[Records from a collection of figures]
■ ■ ■ ■ ■

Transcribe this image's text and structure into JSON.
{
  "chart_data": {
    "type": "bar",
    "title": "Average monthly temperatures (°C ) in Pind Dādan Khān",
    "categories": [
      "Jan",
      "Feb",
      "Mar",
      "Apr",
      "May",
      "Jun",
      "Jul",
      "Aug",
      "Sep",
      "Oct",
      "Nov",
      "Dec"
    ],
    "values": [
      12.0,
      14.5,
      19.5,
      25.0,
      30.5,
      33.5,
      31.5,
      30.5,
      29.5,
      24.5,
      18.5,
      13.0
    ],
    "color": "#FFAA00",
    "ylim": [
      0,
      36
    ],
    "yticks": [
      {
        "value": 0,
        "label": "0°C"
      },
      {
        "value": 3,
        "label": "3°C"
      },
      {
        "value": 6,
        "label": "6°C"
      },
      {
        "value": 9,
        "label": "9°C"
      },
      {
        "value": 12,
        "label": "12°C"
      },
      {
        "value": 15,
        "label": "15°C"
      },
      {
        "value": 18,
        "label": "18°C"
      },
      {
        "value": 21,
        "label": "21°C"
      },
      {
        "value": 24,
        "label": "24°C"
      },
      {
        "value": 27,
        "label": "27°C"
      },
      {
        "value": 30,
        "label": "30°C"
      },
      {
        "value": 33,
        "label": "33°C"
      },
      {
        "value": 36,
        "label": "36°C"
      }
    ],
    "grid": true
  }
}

■ ■ ■ ■ ■

> [PROBLEM DETAILS]:
Quote the whole listing above, leaving nothing out.

> [RESULT FOR THIS TASK]:
Transcribe this image's text and structure into JSON.
{
  "chart_data": {
    "type": "bar",
    "title": "Average monthly temperatures (°C ) in Pind Dādan Khān",
    "categories": [
      "Jan",
      "Feb",
      "Mar",
      "Apr",
      "May",
      "Jun",
      "Jul",
      "Aug",
      "Sep",
      "Oct",
      "Nov",
      "Dec"
    ],
    "values": [
      12.0,
      14.5,
      19.5,
      25.0,
      30.5,
      33.5,
      31.5,
      30.5,
      29.5,
      24.5,
      18.5,
      13.0
    ],
    "color": "#FFAA00",
    "ylim": [
      0,
      36
    ],
    "yticks": [
      {
        "value": 0,
        "label": "0°C"
      },
      {
        "value": 3,
        "label": "3°C"
      },
      {
        "value": 6,
        "label": "6°C"
      },
      {
        "value": 9,
        "label": "9°C"
      },
      {
        "value": 12,
        "label": "12°C"
      },
      {
        "value": 15,
        "label": "15°C"
      },
      {
        "value": 18,
        "label": "18°C"
      },
      {
        "value": 21,
        "label": "21°C"
      },
      {
        "value": 24,
        "label": "24°C"
      },
      {
        "value": 27,
        "label": "27°C"
      },
      {
        "value": 30,
        "label": "30°C"
      },
      {
        "value": 33,
        "label": "33°C"
      },
      {
        "value": 36,
        "label": "36°C"
      }
    ],
    "grid": true
  }
}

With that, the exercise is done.